#### Problem requirements
Skip every picture and transcribe the remaining material exactly.
§
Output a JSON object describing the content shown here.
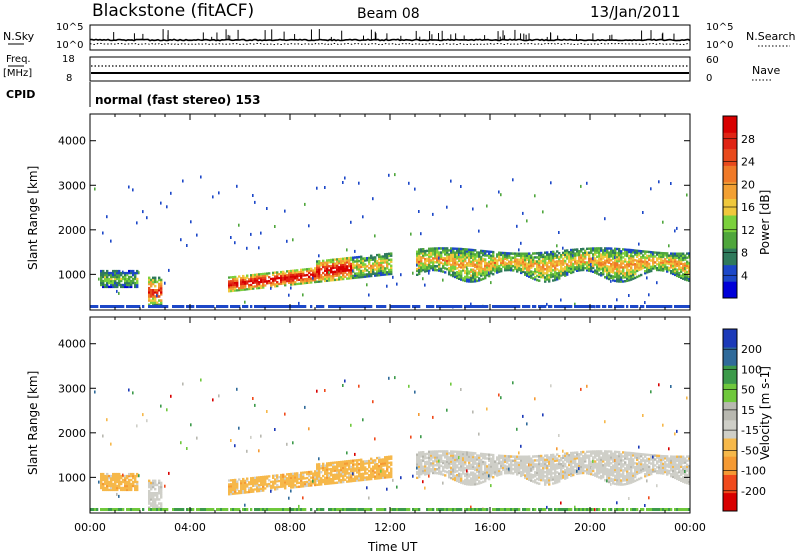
{
  "header": {
    "site": "Blackstone (fitACF)",
    "beam": "Beam 08",
    "date": "13/Jan/2011"
  },
  "noise_panel": {
    "left_label": "N.Sky",
    "left_ticks": [
      "10^5",
      "10^0"
    ],
    "right_label": "N.Search",
    "right_ticks": [
      "10^5",
      "10^0"
    ]
  },
  "freq_panel": {
    "left_label_1": "Freq.",
    "left_label_2": "[MHz]",
    "left_ticks": [
      "18",
      "8"
    ],
    "right_label": "Nave",
    "right_ticks": [
      "60",
      "0"
    ]
  },
  "cpid_panel": {
    "label": "CPID",
    "text": "normal (fast stereo) 153"
  },
  "colors": {
    "power": [
      "#0000d8",
      "#1c47c8",
      "#2f7a5c",
      "#4fa63c",
      "#7bd03c",
      "#f0c83c",
      "#f2a033",
      "#f07a28",
      "#e84a1c",
      "#e02414",
      "#d80000"
    ],
    "velocity": [
      "#d80000",
      "#f04a1c",
      "#f59a33",
      "#f6b84a",
      "#cfcfc8",
      "#b8b8b0",
      "#6fc83c",
      "#3c9a4a",
      "#2f6a9a",
      "#1c3ab8"
    ]
  },
  "chart_data": [
    {
      "type": "heatmap",
      "name": "power",
      "ylabel": "Slant Range [km]",
      "yticks": [
        "1000",
        "2000",
        "3000",
        "4000"
      ],
      "ylim": [
        200,
        4600
      ],
      "xlim": [
        0,
        24
      ],
      "colorbar_label": "Power [dB]",
      "colorbar_ticks": [
        "4",
        "8",
        "12",
        "16",
        "20",
        "24",
        "28"
      ],
      "colorbar_range": [
        0,
        32
      ],
      "echo_bands": [
        {
          "t0": 0.5,
          "t1": 1.8,
          "r0": 700,
          "r1": 1100,
          "peak": 16
        },
        {
          "t0": 2.3,
          "t1": 2.8,
          "r0": 350,
          "r1": 900,
          "peak": 24
        },
        {
          "t0": 5.5,
          "t1": 12.0,
          "r0": 650,
          "r1": 1300,
          "peak": 30
        },
        {
          "t0": 13.0,
          "t1": 24.0,
          "r0": 850,
          "r1": 1500,
          "peak": 20
        }
      ]
    },
    {
      "type": "heatmap",
      "name": "velocity",
      "xlabel": "Time UT",
      "ylabel": "Slant Range [km]",
      "xticks": [
        "00:00",
        "04:00",
        "08:00",
        "12:00",
        "16:00",
        "20:00",
        "00:00"
      ],
      "yticks": [
        "1000",
        "2000",
        "3000",
        "4000"
      ],
      "ylim": [
        200,
        4600
      ],
      "xlim": [
        0,
        24
      ],
      "colorbar_label": "Velocity [m s-1]",
      "colorbar_ticks": [
        "-200",
        "-100",
        "-50",
        "-15",
        "15",
        "50",
        "100",
        "200"
      ]
    }
  ]
}
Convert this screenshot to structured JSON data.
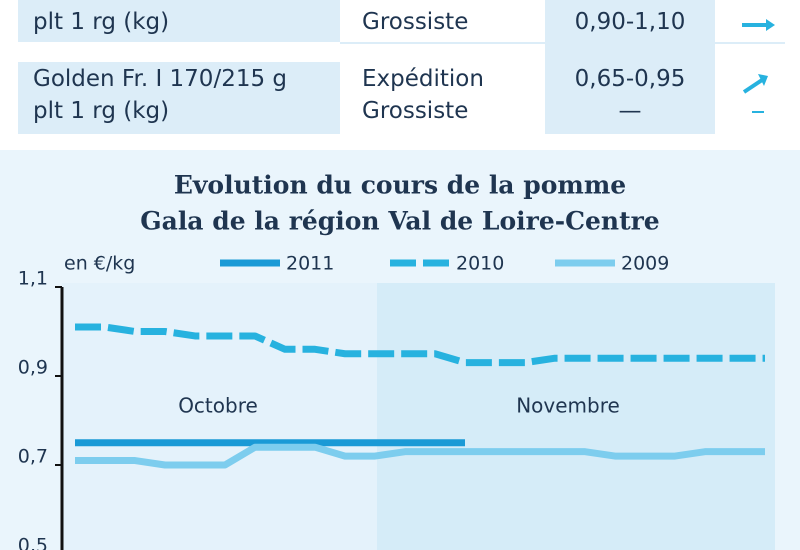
{
  "table": {
    "rows": [
      [
        "plt 1 rg (kg)",
        "Grossiste",
        "0,90-1,10"
      ],
      [
        "Golden Fr. I 170/215 g\nplt 1 rg (kg)",
        "Expédition\nGrossiste",
        "0,65-0,95\n—"
      ]
    ]
  },
  "chart_data": {
    "type": "line",
    "title": [
      "Evolution du cours de la pomme",
      "Gala de la région Val de Loire-Centre"
    ],
    "ylabel": "en €/kg",
    "annotations": [
      "Octobre",
      "Novembre"
    ],
    "categories": [
      null,
      null,
      null,
      null,
      null,
      null,
      null,
      null,
      null,
      null,
      null,
      null,
      null,
      null,
      null,
      null,
      null,
      null,
      null,
      null,
      null,
      null,
      null,
      null
    ],
    "series": [
      {
        "name": "2011",
        "color": "#1a9ad6",
        "style": "solid",
        "values": [
          0.75,
          0.75,
          0.75,
          0.75,
          0.75,
          0.75,
          0.75,
          0.75,
          0.75,
          0.75,
          0.75,
          0.75,
          0.75,
          0.75,
          null,
          null,
          null,
          null,
          null,
          null,
          null,
          null,
          null,
          null
        ]
      },
      {
        "name": "2010",
        "color": "#27b2df",
        "style": "dashed",
        "values": [
          1.01,
          1.01,
          1.0,
          1.0,
          0.99,
          0.99,
          0.99,
          0.96,
          0.96,
          0.95,
          0.95,
          0.95,
          0.95,
          0.93,
          0.93,
          0.93,
          0.94,
          0.94,
          0.94,
          0.94,
          0.94,
          0.94,
          0.94,
          0.94
        ]
      },
      {
        "name": "2009",
        "color": "#7dcdee",
        "style": "solid",
        "values": [
          0.71,
          0.71,
          0.71,
          0.7,
          0.7,
          0.7,
          0.74,
          0.74,
          0.74,
          0.72,
          0.72,
          0.73,
          0.73,
          0.73,
          0.73,
          0.73,
          0.73,
          0.73,
          0.72,
          0.72,
          0.72,
          0.73,
          0.73,
          0.73
        ]
      }
    ],
    "ylim": [
      0.5,
      1.1
    ],
    "yticks": [
      {
        "value": 0.5,
        "label": "0,5"
      },
      {
        "value": 0.7,
        "label": "0,7"
      },
      {
        "value": 0.9,
        "label": "0,9"
      },
      {
        "value": 1.1,
        "label": "1,1"
      }
    ],
    "grid": false
  }
}
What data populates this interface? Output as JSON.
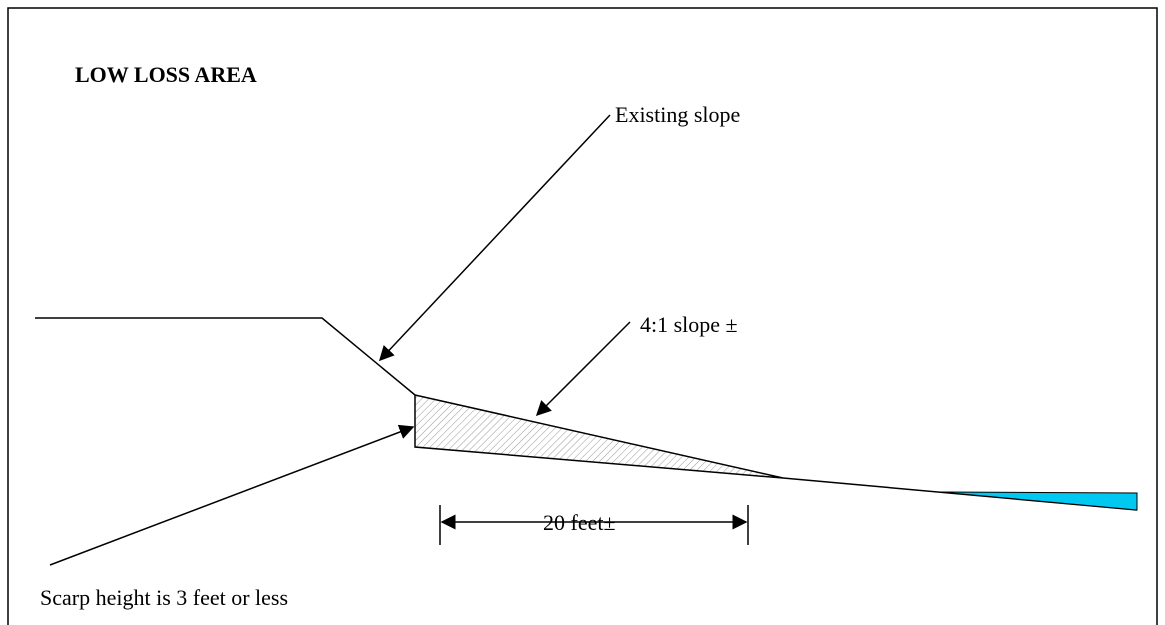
{
  "header": {
    "title": "LOW LOSS AREA"
  },
  "labels": {
    "existing_slope": "Existing slope",
    "slope_ratio": "4:1 slope ±",
    "distance": "20 feet±",
    "scarp": "Scarp height is 3 feet or less"
  }
}
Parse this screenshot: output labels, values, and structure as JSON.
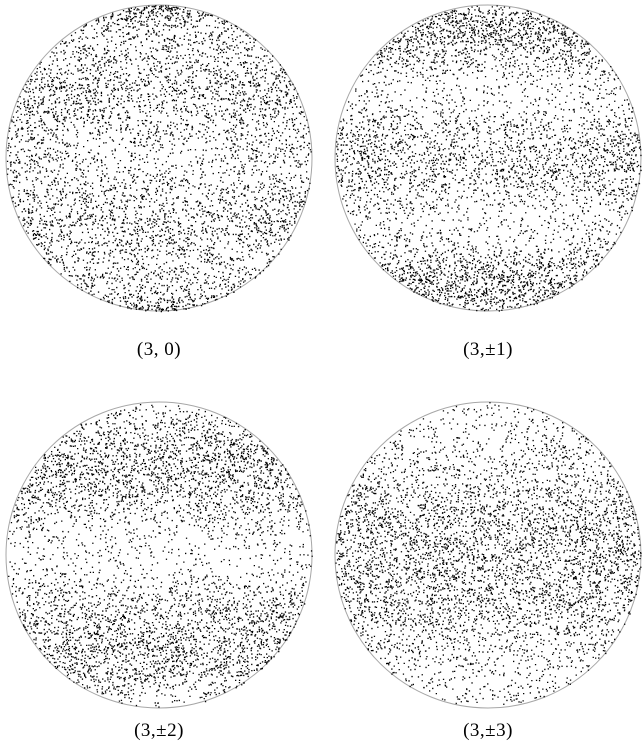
{
  "figure": {
    "panels": [
      {
        "label": "(3, 0)",
        "m": 0
      },
      {
        "label": "(3,±1)",
        "m": 1
      },
      {
        "label": "(3,±2)",
        "m": 2
      },
      {
        "label": "(3,±3)",
        "m": 3
      }
    ],
    "l": 3,
    "ink_color": "#000000",
    "background_color": "#ffffff"
  }
}
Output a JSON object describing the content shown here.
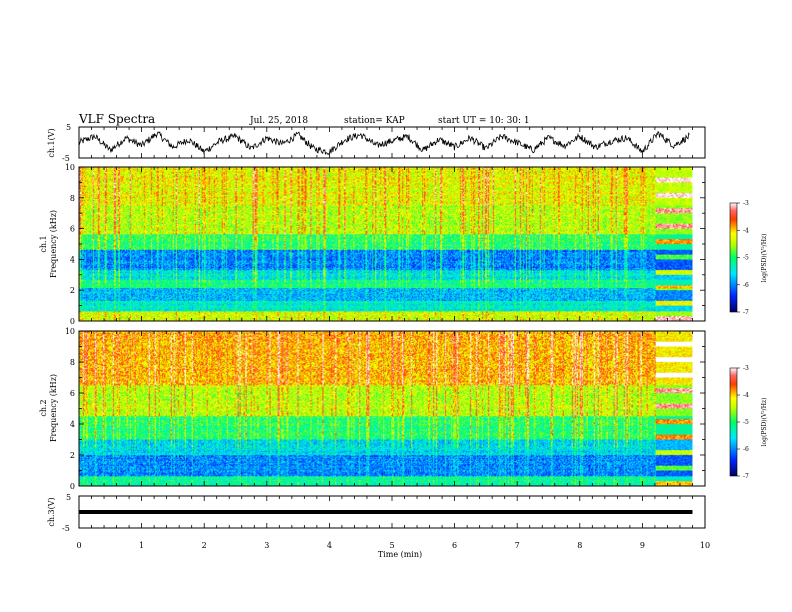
§
#### Written solution
Output a JSON object describing the content shown here.
{
  "header": {
    "site": "Blackstone (fitACF)",
    "beam": "Beam 08",
    "date": "13/Jan/2011"
  },
  "noise_panel": {
    "left_label": "N.Sky",
    "left_ticks": [
      "10^5",
      "10^0"
    ],
    "right_label": "N.Search",
    "right_ticks": [
      "10^5",
      "10^0"
    ]
  },
  "freq_panel": {
    "left_label_1": "Freq.",
    "left_label_2": "[MHz]",
    "left_ticks": [
      "18",
      "8"
    ],
    "right_label": "Nave",
    "right_ticks": [
      "60",
      "0"
    ]
  },
  "cpid_panel": {
    "label": "CPID",
    "text": "normal (fast stereo) 153"
  },
  "colors": {
    "power": [
      "#0000d8",
      "#1c47c8",
      "#2f7a5c",
      "#4fa63c",
      "#7bd03c",
      "#f0c83c",
      "#f2a033",
      "#f07a28",
      "#e84a1c",
      "#e02414",
      "#d80000"
    ],
    "velocity": [
      "#d80000",
      "#f04a1c",
      "#f59a33",
      "#f6b84a",
      "#cfcfc8",
      "#b8b8b0",
      "#6fc83c",
      "#3c9a4a",
      "#2f6a9a",
      "#1c3ab8"
    ]
  },
  "chart_data": [
    {
      "type": "heatmap",
      "name": "power",
      "ylabel": "Slant Range [km]",
      "yticks": [
        "1000",
        "2000",
        "3000",
        "4000"
      ],
      "ylim": [
        200,
        4600
      ],
      "xlim": [
        0,
        24
      ],
      "colorbar_label": "Power [dB]",
      "colorbar_ticks": [
        "4",
        "8",
        "12",
        "16",
        "20",
        "24",
        "28"
      ],
      "colorbar_range": [
        0,
        32
      ],
      "echo_bands": [
        {
          "t0": 0.5,
          "t1": 1.8,
          "r0": 700,
          "r1": 1100,
          "peak": 16
        },
        {
          "t0": 2.3,
          "t1": 2.8,
          "r0": 350,
          "r1": 900,
          "peak": 24
        },
        {
          "t0": 5.5,
          "t1": 12.0,
          "r0": 650,
          "r1": 1300,
          "peak": 30
        },
        {
          "t0": 13.0,
          "t1": 24.0,
          "r0": 850,
          "r1": 1500,
          "peak": 20
        }
      ]
    },
    {
      "type": "heatmap",
      "name": "velocity",
      "xlabel": "Time UT",
      "ylabel": "Slant Range [km]",
      "xticks": [
        "00:00",
        "04:00",
        "08:00",
        "12:00",
        "16:00",
        "20:00",
        "00:00"
      ],
      "yticks": [
        "1000",
        "2000",
        "3000",
        "4000"
      ],
      "ylim": [
        200,
        4600
      ],
      "xlim": [
        0,
        24
      ],
      "colorbar_label": "Velocity [m s-1]",
      "colorbar_ticks": [
        "-200",
        "-100",
        "-50",
        "-15",
        "15",
        "50",
        "100",
        "200"
      ]
    }
  ]
}
Convert this screenshot to structured JSON data.
{
  "table": {
    "rows": [
      [
        "plt 1 rg (kg)",
        "Grossiste",
        "0,90-1,10"
      ],
      [
        "Golden Fr. I 170/215 g\nplt 1 rg (kg)",
        "Expédition\nGrossiste",
        "0,65-0,95\n—"
      ]
    ]
  },
  "chart_data": {
    "type": "line",
    "title": [
      "Evolution du cours de la pomme",
      "Gala de la région Val de Loire-Centre"
    ],
    "ylabel": "en €/kg",
    "annotations": [
      "Octobre",
      "Novembre"
    ],
    "categories": [
      null,
      null,
      null,
      null,
      null,
      null,
      null,
      null,
      null,
      null,
      null,
      null,
      null,
      null,
      null,
      null,
      null,
      null,
      null,
      null,
      null,
      null,
      null,
      null
    ],
    "series": [
      {
        "name": "2011",
        "color": "#1a9ad6",
        "style": "solid",
        "values": [
          0.75,
          0.75,
          0.75,
          0.75,
          0.75,
          0.75,
          0.75,
          0.75,
          0.75,
          0.75,
          0.75,
          0.75,
          0.75,
          0.75,
          null,
          null,
          null,
          null,
          null,
          null,
          null,
          null,
          null,
          null
        ]
      },
      {
        "name": "2010",
        "color": "#27b2df",
        "style": "dashed",
        "values": [
          1.01,
          1.01,
          1.0,
          1.0,
          0.99,
          0.99,
          0.99,
          0.96,
          0.96,
          0.95,
          0.95,
          0.95,
          0.95,
          0.93,
          0.93,
          0.93,
          0.94,
          0.94,
          0.94,
          0.94,
          0.94,
          0.94,
          0.94,
          0.94
        ]
      },
      {
        "name": "2009",
        "color": "#7dcdee",
        "style": "solid",
        "values": [
          0.71,
          0.71,
          0.71,
          0.7,
          0.7,
          0.7,
          0.74,
          0.74,
          0.74,
          0.72,
          0.72,
          0.73,
          0.73,
          0.73,
          0.73,
          0.73,
          0.73,
          0.73,
          0.72,
          0.72,
          0.72,
          0.73,
          0.73,
          0.73
        ]
      }
    ],
    "ylim": [
      0.5,
      1.1
    ],
    "yticks": [
      {
        "value": 0.5,
        "label": "0,5"
      },
      {
        "value": 0.7,
        "label": "0,7"
      },
      {
        "value": 0.9,
        "label": "0,9"
      },
      {
        "value": 1.1,
        "label": "1,1"
      }
    ],
    "grid": false
  }
}
What data populates this interface? Output as JSON.
{
  "header": {
    "title": "LOW LOSS AREA"
  },
  "labels": {
    "existing_slope": "Existing slope",
    "slope_ratio": "4:1 slope ±",
    "distance": "20 feet±",
    "scarp": "Scarp height is 3 feet or less"
  }
}
Parse this screenshot: output labels, values, and structure as JSON.
{
  "figure": {
    "panels": [
      {
        "label": "(3, 0)",
        "m": 0
      },
      {
        "label": "(3,±1)",
        "m": 1
      },
      {
        "label": "(3,±2)",
        "m": 2
      },
      {
        "label": "(3,±3)",
        "m": 3
      }
    ],
    "l": 3,
    "ink_color": "#000000",
    "background_color": "#ffffff"
  }
}
Output a JSON object describing the content shown here.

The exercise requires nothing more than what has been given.